-- START --
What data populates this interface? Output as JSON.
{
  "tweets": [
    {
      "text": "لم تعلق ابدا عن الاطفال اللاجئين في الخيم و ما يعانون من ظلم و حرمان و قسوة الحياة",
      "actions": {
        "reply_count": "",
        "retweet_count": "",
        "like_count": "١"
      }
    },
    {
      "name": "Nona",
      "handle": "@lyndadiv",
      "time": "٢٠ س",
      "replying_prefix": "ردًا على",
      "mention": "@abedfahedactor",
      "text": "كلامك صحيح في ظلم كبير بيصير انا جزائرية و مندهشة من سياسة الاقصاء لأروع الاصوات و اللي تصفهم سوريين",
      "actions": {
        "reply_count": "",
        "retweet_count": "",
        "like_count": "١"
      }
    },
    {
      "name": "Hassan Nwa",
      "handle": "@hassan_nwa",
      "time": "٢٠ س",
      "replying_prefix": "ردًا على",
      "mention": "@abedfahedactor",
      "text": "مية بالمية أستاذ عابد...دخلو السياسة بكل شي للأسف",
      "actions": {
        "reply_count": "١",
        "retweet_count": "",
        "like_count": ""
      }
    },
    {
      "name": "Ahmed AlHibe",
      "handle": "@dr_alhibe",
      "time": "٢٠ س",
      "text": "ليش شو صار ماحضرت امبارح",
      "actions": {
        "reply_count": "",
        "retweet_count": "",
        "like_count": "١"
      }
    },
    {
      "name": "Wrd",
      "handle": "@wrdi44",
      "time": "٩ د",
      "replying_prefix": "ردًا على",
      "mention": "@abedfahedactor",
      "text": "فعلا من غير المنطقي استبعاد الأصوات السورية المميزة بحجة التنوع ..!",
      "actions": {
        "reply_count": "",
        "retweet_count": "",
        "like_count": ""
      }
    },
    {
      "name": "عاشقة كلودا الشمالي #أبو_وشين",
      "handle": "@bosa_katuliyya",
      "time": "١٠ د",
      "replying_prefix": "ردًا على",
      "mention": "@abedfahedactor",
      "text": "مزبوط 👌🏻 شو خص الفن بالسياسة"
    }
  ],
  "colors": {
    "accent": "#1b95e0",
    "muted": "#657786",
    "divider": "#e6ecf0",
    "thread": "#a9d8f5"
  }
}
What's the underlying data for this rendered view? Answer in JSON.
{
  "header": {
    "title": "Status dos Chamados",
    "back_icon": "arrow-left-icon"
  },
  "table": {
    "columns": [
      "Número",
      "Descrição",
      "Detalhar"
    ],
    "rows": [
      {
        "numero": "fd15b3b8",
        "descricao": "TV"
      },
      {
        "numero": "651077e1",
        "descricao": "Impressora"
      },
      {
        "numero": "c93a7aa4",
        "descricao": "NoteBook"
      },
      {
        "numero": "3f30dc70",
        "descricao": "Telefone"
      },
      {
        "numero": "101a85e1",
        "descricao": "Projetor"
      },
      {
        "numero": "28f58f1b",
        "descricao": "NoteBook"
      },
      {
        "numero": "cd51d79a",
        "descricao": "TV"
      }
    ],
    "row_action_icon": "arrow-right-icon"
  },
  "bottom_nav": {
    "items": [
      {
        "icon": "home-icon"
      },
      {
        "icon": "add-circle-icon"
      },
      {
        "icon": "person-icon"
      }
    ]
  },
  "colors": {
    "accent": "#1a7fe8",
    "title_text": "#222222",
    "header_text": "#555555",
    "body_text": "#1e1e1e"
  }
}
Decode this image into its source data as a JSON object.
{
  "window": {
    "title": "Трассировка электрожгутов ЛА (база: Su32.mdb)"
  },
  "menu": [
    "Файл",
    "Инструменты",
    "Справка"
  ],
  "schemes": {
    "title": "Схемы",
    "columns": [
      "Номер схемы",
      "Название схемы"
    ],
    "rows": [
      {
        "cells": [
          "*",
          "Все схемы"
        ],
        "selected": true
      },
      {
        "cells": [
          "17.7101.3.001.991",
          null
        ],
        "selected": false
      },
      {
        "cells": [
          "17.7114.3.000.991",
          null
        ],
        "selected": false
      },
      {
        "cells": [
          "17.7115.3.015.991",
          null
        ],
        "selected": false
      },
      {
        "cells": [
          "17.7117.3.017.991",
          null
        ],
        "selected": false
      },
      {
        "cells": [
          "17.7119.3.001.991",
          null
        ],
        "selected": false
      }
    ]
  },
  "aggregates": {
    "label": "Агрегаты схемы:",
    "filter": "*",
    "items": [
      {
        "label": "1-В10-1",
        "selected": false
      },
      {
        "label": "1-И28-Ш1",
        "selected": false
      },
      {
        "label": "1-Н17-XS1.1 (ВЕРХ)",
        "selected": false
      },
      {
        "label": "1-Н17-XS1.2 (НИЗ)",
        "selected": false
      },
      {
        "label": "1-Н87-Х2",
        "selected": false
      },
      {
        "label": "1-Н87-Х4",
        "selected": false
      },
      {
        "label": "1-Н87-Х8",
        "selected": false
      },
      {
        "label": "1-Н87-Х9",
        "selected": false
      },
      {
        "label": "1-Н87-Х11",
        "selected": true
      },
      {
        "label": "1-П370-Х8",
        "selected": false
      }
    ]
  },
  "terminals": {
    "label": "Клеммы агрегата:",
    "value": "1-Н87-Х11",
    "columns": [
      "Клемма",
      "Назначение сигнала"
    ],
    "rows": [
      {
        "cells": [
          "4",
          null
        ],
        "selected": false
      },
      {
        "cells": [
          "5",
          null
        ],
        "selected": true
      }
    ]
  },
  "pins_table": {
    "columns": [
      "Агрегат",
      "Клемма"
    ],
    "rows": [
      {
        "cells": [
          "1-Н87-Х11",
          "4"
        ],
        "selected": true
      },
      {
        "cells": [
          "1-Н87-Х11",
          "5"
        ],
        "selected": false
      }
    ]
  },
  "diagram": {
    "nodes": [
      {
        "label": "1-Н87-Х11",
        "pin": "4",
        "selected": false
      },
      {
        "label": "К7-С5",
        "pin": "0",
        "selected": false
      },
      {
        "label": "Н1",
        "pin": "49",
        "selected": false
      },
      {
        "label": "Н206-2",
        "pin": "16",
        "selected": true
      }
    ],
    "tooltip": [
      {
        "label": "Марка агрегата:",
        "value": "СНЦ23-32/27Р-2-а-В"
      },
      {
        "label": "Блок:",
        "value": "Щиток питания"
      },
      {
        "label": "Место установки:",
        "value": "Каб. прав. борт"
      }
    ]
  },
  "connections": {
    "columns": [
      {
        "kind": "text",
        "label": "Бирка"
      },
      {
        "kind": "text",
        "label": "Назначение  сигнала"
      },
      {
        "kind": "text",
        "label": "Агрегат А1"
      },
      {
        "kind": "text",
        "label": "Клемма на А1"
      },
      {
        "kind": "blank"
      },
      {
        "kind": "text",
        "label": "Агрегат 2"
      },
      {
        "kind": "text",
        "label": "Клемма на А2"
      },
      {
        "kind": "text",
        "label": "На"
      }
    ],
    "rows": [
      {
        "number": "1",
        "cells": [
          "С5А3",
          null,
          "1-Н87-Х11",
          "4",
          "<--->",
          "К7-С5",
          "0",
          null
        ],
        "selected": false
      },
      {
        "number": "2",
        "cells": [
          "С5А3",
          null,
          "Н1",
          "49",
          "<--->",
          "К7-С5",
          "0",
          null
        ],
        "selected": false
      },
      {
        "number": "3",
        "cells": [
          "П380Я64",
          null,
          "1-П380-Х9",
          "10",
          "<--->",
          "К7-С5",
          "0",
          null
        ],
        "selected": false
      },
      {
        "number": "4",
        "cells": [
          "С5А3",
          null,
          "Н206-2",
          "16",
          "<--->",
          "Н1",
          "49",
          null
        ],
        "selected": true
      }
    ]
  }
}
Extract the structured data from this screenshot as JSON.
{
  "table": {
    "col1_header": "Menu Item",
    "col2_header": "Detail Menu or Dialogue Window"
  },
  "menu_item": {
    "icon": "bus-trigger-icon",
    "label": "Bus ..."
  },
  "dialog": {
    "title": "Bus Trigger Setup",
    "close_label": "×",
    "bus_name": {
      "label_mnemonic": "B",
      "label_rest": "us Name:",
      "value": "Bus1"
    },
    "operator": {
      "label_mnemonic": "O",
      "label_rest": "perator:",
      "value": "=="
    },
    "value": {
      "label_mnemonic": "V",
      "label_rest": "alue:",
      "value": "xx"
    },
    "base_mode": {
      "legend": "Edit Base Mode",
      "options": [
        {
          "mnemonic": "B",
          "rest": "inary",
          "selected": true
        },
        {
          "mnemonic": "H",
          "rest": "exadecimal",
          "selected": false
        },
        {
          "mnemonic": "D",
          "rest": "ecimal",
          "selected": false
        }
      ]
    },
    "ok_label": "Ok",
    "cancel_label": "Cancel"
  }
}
-- END --
• _The exercise_
From the entries above, return each line with the word "data" in it.

• _Written reply_
What data populates this interface? Output as JSON.
What's the underlying data for this rendered view? Answer in JSON.
Decode this image into its source data as a JSON object.
Extract the structured data from this screenshot as JSON.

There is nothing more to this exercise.